Work to complete ->
Working from the material below, print the lines from the line holding "Extract all readable text from this page." through its final line, inclusive, exactly and with nothing else; pictures are excluded.

— START OF Dataset entries —

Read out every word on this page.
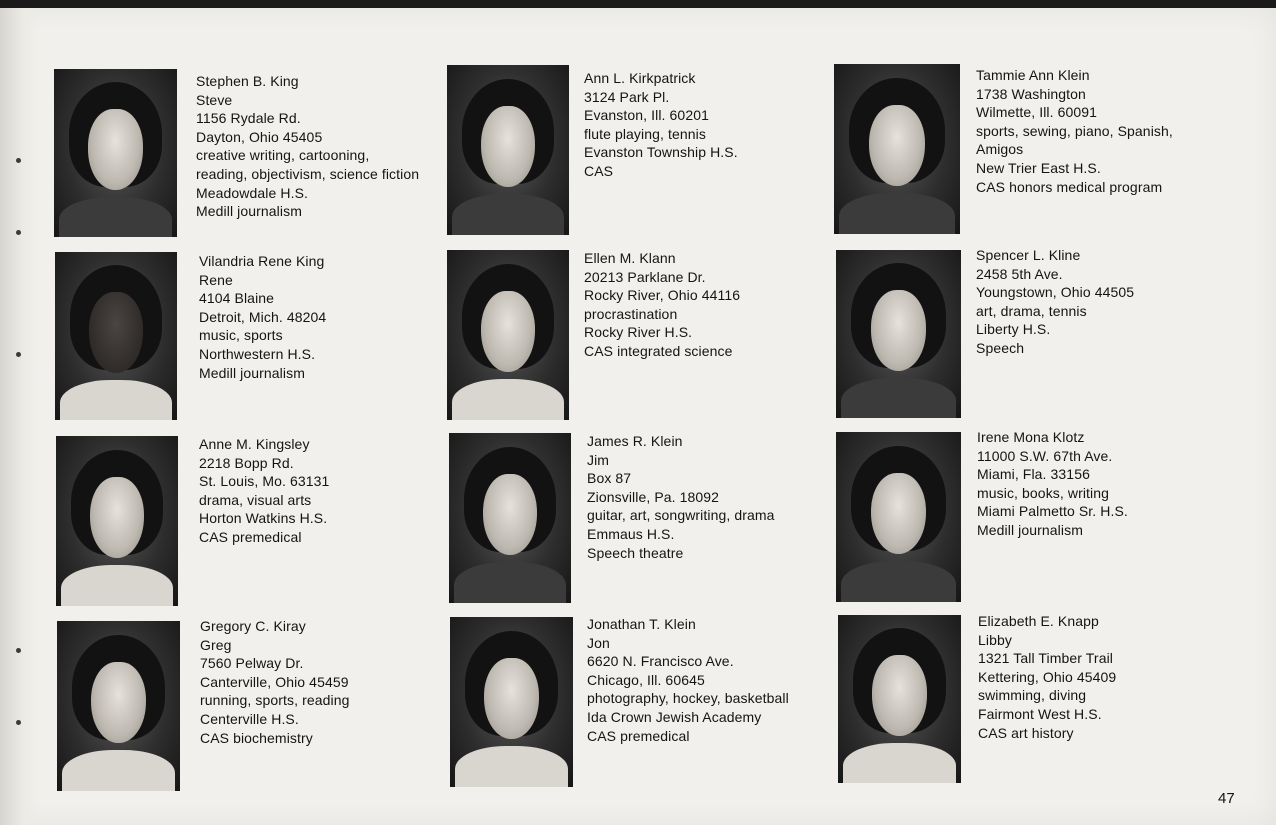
Stephen B. King
Steve
1156 Rydale Rd.
Dayton, Ohio 45405
creative writing, cartooning,
reading, objectivism, science fiction
Meadowdale H.S.
Medill journalism
Vilandria Rene King
Rene
4104 Blaine
Detroit, Mich. 48204
music, sports
Northwestern H.S.
Medill journalism
Anne M. Kingsley
2218 Bopp Rd.
St. Louis, Mo. 63131
drama, visual arts
Horton Watkins H.S.
CAS premedical
Gregory C. Kiray
Greg
7560 Pelway Dr.
Canterville, Ohio 45459
running, sports, reading
Centerville H.S.
CAS biochemistry
Ann L. Kirkpatrick
3124 Park Pl.
Evanston, Ill. 60201
flute playing, tennis
Evanston Township H.S.
CAS
Ellen M. Klann
20213 Parklane Dr.
Rocky River, Ohio 44116
procrastination
Rocky River H.S.
CAS integrated science
James R. Klein
Jim
Box 87
Zionsville, Pa. 18092
guitar, art, songwriting, drama
Emmaus H.S.
Speech theatre
Jonathan T. Klein
Jon
6620 N. Francisco Ave.
Chicago, Ill. 60645
photography, hockey, basketball
Ida Crown Jewish Academy
CAS premedical
Tammie Ann Klein
1738 Washington
Wilmette, Ill. 60091
sports, sewing, piano, Spanish,
Amigos
New Trier East H.S.
CAS honors medical program
Spencer L. Kline
2458 5th Ave.
Youngstown, Ohio 44505
art, drama, tennis
Liberty H.S.
Speech
Irene Mona Klotz
11000 S.W. 67th Ave.
Miami, Fla. 33156
music, books, writing
Miami Palmetto Sr. H.S.
Medill journalism
Elizabeth E. Knapp
Libby
1321 Tall Timber Trail
Kettering, Ohio 45409
swimming, diving
Fairmont West H.S.
CAS art history
47
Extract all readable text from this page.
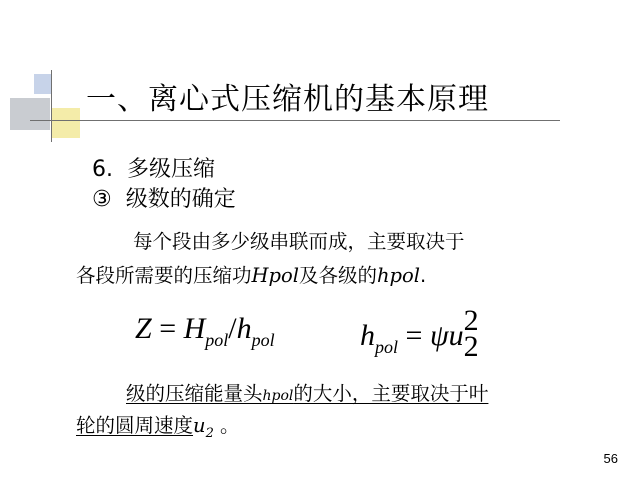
一、离心式压缩机的基本原理
6. 多级压缩
③ 级数的确定
每个段由多少级串联而成，主要取决于
各段所需要的压缩功Hpol及各级的hpol.
$Z = H_{pol}/h_{pol}$	$h_{pol} = \psi u$ 2
2
级的压缩能量头hpol的大小，主要取决于叶
轮的圆周速度$u_2$ 。
56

— END OF Dataset entries —

Task response ->
Extract all readable text from this page.
一、离心式压缩机的基本原理
6. 多级压缩
③ 级数的确定
每个段由多少级串联而成，主要取决于
各段所需要的压缩功Hpol及各级的hpol.
$Z = H_{pol}/h_{pol}$	$h_{pol} = \psi u$ 2
2
级的压缩能量头hpol的大小，主要取决于叶
轮的圆周速度$u_2$ 。
56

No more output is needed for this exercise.